What to produce
Restate the whole of the material. Keep every word, and drop the pictures.

Listed entries

....

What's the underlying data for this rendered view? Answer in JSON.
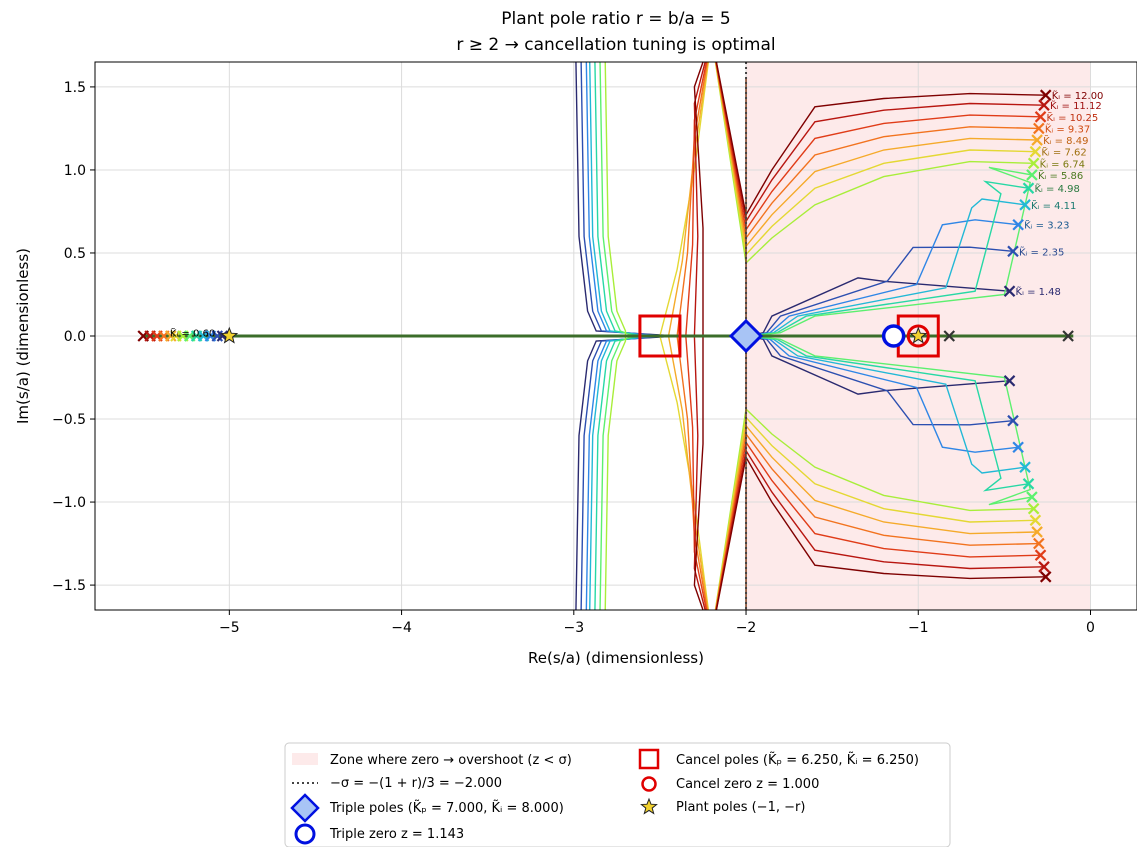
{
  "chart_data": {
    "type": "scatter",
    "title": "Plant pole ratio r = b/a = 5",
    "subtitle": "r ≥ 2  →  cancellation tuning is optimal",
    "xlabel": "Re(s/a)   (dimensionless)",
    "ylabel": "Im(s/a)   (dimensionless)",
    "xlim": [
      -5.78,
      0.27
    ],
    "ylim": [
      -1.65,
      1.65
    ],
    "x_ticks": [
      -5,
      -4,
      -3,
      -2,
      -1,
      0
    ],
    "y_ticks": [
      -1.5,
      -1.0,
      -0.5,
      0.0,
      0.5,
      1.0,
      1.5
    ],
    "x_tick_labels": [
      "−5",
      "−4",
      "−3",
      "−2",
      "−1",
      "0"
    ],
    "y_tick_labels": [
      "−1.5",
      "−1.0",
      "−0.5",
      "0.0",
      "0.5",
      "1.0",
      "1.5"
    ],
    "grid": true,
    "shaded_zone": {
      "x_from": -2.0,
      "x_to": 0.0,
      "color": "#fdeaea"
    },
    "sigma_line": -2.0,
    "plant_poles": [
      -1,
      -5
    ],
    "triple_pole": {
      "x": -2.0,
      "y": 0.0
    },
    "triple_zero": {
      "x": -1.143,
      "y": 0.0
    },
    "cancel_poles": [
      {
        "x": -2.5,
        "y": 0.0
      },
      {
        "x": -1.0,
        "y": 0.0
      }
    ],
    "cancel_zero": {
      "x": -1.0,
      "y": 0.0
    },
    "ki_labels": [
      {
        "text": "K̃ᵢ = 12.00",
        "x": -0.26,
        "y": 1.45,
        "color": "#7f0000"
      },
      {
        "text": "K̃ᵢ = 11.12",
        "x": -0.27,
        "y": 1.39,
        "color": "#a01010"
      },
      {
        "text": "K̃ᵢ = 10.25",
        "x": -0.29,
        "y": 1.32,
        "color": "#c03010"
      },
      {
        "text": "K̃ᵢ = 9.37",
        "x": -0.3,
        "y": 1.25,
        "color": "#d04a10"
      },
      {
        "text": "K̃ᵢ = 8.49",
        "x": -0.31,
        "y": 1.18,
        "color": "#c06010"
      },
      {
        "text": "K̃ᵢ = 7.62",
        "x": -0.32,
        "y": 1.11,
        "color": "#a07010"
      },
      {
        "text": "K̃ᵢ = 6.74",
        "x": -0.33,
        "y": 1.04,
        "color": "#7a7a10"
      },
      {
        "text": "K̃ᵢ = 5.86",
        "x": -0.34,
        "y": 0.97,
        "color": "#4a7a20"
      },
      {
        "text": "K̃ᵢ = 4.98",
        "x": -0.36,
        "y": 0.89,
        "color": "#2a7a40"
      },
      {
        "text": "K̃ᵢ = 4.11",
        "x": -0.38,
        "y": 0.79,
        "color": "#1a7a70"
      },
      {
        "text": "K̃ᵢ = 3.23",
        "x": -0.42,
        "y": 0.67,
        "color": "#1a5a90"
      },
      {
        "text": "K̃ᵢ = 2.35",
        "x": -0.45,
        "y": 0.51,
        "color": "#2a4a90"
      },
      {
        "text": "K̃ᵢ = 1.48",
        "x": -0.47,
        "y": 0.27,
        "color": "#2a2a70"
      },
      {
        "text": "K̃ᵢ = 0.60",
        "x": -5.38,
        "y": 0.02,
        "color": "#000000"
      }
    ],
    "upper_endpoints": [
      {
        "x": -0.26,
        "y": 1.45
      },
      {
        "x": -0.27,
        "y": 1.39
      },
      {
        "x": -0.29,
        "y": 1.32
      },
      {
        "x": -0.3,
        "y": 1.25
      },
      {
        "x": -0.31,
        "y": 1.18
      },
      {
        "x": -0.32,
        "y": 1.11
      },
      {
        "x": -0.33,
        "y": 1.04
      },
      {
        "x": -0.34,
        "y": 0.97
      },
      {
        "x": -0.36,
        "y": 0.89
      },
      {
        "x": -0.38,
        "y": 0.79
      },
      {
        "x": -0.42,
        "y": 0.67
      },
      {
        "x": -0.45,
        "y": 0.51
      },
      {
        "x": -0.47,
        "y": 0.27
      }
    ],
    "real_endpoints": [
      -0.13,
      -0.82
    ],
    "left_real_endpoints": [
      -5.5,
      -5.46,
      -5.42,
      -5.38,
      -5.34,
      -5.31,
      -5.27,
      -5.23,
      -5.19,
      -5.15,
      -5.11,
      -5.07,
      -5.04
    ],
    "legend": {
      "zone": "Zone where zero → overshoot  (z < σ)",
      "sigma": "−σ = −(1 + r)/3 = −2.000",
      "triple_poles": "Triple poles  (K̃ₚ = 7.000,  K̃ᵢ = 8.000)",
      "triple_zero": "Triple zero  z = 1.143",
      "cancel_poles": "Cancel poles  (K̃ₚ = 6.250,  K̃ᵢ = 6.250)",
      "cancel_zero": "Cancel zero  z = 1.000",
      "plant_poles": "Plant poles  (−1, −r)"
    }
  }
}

....

Output of the task
What's the underlying data for this rendered view? Answer in JSON.
{
  "chart_data": {
    "type": "scatter",
    "title": "Plant pole ratio r = b/a = 5",
    "subtitle": "r ≥ 2  →  cancellation tuning is optimal",
    "xlabel": "Re(s/a)   (dimensionless)",
    "ylabel": "Im(s/a)   (dimensionless)",
    "xlim": [
      -5.78,
      0.27
    ],
    "ylim": [
      -1.65,
      1.65
    ],
    "x_ticks": [
      -5,
      -4,
      -3,
      -2,
      -1,
      0
    ],
    "y_ticks": [
      -1.5,
      -1.0,
      -0.5,
      0.0,
      0.5,
      1.0,
      1.5
    ],
    "x_tick_labels": [
      "−5",
      "−4",
      "−3",
      "−2",
      "−1",
      "0"
    ],
    "y_tick_labels": [
      "−1.5",
      "−1.0",
      "−0.5",
      "0.0",
      "0.5",
      "1.0",
      "1.5"
    ],
    "grid": true,
    "shaded_zone": {
      "x_from": -2.0,
      "x_to": 0.0,
      "color": "#fdeaea"
    },
    "sigma_line": -2.0,
    "plant_poles": [
      -1,
      -5
    ],
    "triple_pole": {
      "x": -2.0,
      "y": 0.0
    },
    "triple_zero": {
      "x": -1.143,
      "y": 0.0
    },
    "cancel_poles": [
      {
        "x": -2.5,
        "y": 0.0
      },
      {
        "x": -1.0,
        "y": 0.0
      }
    ],
    "cancel_zero": {
      "x": -1.0,
      "y": 0.0
    },
    "ki_labels": [
      {
        "text": "K̃ᵢ = 12.00",
        "x": -0.26,
        "y": 1.45,
        "color": "#7f0000"
      },
      {
        "text": "K̃ᵢ = 11.12",
        "x": -0.27,
        "y": 1.39,
        "color": "#a01010"
      },
      {
        "text": "K̃ᵢ = 10.25",
        "x": -0.29,
        "y": 1.32,
        "color": "#c03010"
      },
      {
        "text": "K̃ᵢ = 9.37",
        "x": -0.3,
        "y": 1.25,
        "color": "#d04a10"
      },
      {
        "text": "K̃ᵢ = 8.49",
        "x": -0.31,
        "y": 1.18,
        "color": "#c06010"
      },
      {
        "text": "K̃ᵢ = 7.62",
        "x": -0.32,
        "y": 1.11,
        "color": "#a07010"
      },
      {
        "text": "K̃ᵢ = 6.74",
        "x": -0.33,
        "y": 1.04,
        "color": "#7a7a10"
      },
      {
        "text": "K̃ᵢ = 5.86",
        "x": -0.34,
        "y": 0.97,
        "color": "#4a7a20"
      },
      {
        "text": "K̃ᵢ = 4.98",
        "x": -0.36,
        "y": 0.89,
        "color": "#2a7a40"
      },
      {
        "text": "K̃ᵢ = 4.11",
        "x": -0.38,
        "y": 0.79,
        "color": "#1a7a70"
      },
      {
        "text": "K̃ᵢ = 3.23",
        "x": -0.42,
        "y": 0.67,
        "color": "#1a5a90"
      },
      {
        "text": "K̃ᵢ = 2.35",
        "x": -0.45,
        "y": 0.51,
        "color": "#2a4a90"
      },
      {
        "text": "K̃ᵢ = 1.48",
        "x": -0.47,
        "y": 0.27,
        "color": "#2a2a70"
      },
      {
        "text": "K̃ᵢ = 0.60",
        "x": -5.38,
        "y": 0.02,
        "color": "#000000"
      }
    ],
    "upper_endpoints": [
      {
        "x": -0.26,
        "y": 1.45
      },
      {
        "x": -0.27,
        "y": 1.39
      },
      {
        "x": -0.29,
        "y": 1.32
      },
      {
        "x": -0.3,
        "y": 1.25
      },
      {
        "x": -0.31,
        "y": 1.18
      },
      {
        "x": -0.32,
        "y": 1.11
      },
      {
        "x": -0.33,
        "y": 1.04
      },
      {
        "x": -0.34,
        "y": 0.97
      },
      {
        "x": -0.36,
        "y": 0.89
      },
      {
        "x": -0.38,
        "y": 0.79
      },
      {
        "x": -0.42,
        "y": 0.67
      },
      {
        "x": -0.45,
        "y": 0.51
      },
      {
        "x": -0.47,
        "y": 0.27
      }
    ],
    "real_endpoints": [
      -0.13,
      -0.82
    ],
    "left_real_endpoints": [
      -5.5,
      -5.46,
      -5.42,
      -5.38,
      -5.34,
      -5.31,
      -5.27,
      -5.23,
      -5.19,
      -5.15,
      -5.11,
      -5.07,
      -5.04
    ],
    "legend": {
      "zone": "Zone where zero → overshoot  (z < σ)",
      "sigma": "−σ = −(1 + r)/3 = −2.000",
      "triple_poles": "Triple poles  (K̃ₚ = 7.000,  K̃ᵢ = 8.000)",
      "triple_zero": "Triple zero  z = 1.143",
      "cancel_poles": "Cancel poles  (K̃ₚ = 6.250,  K̃ᵢ = 6.250)",
      "cancel_zero": "Cancel zero  z = 1.000",
      "plant_poles": "Plant poles  (−1, −r)"
    }
  }
}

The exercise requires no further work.